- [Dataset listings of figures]
══════════
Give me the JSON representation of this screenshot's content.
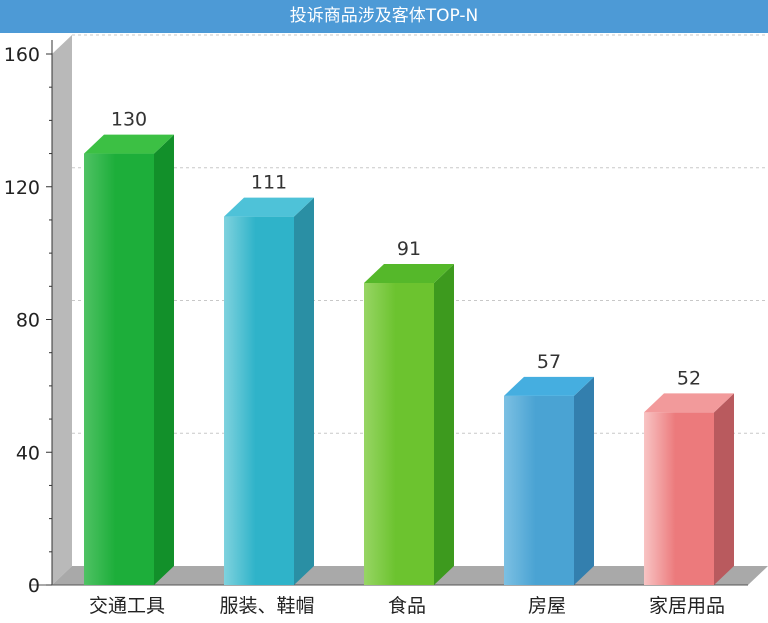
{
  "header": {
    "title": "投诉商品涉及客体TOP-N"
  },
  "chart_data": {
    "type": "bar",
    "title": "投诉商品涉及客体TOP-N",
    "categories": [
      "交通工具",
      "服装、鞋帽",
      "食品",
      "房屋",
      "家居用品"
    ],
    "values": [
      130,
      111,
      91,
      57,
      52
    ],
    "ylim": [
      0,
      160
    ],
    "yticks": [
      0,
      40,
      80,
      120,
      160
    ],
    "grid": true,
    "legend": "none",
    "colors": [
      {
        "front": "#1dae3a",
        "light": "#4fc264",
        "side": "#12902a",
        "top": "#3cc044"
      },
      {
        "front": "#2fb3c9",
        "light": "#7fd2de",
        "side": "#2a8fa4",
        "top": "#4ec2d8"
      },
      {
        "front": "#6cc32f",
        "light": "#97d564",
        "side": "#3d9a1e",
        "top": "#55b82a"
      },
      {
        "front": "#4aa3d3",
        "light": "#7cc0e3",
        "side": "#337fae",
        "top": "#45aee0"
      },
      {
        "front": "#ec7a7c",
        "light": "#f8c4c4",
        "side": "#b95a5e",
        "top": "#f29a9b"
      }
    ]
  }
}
══════════
- [Exercise task]
Make an exact reproduction of the listing above, without any pictures.

- [Written solution]
Give me the JSON representation of this screenshot's content.
{
  "header": {
    "title": "投诉商品涉及客体TOP-N"
  },
  "chart_data": {
    "type": "bar",
    "title": "投诉商品涉及客体TOP-N",
    "categories": [
      "交通工具",
      "服装、鞋帽",
      "食品",
      "房屋",
      "家居用品"
    ],
    "values": [
      130,
      111,
      91,
      57,
      52
    ],
    "ylim": [
      0,
      160
    ],
    "yticks": [
      0,
      40,
      80,
      120,
      160
    ],
    "grid": true,
    "legend": "none",
    "colors": [
      {
        "front": "#1dae3a",
        "light": "#4fc264",
        "side": "#12902a",
        "top": "#3cc044"
      },
      {
        "front": "#2fb3c9",
        "light": "#7fd2de",
        "side": "#2a8fa4",
        "top": "#4ec2d8"
      },
      {
        "front": "#6cc32f",
        "light": "#97d564",
        "side": "#3d9a1e",
        "top": "#55b82a"
      },
      {
        "front": "#4aa3d3",
        "light": "#7cc0e3",
        "side": "#337fae",
        "top": "#45aee0"
      },
      {
        "front": "#ec7a7c",
        "light": "#f8c4c4",
        "side": "#b95a5e",
        "top": "#f29a9b"
      }
    ]
  }
}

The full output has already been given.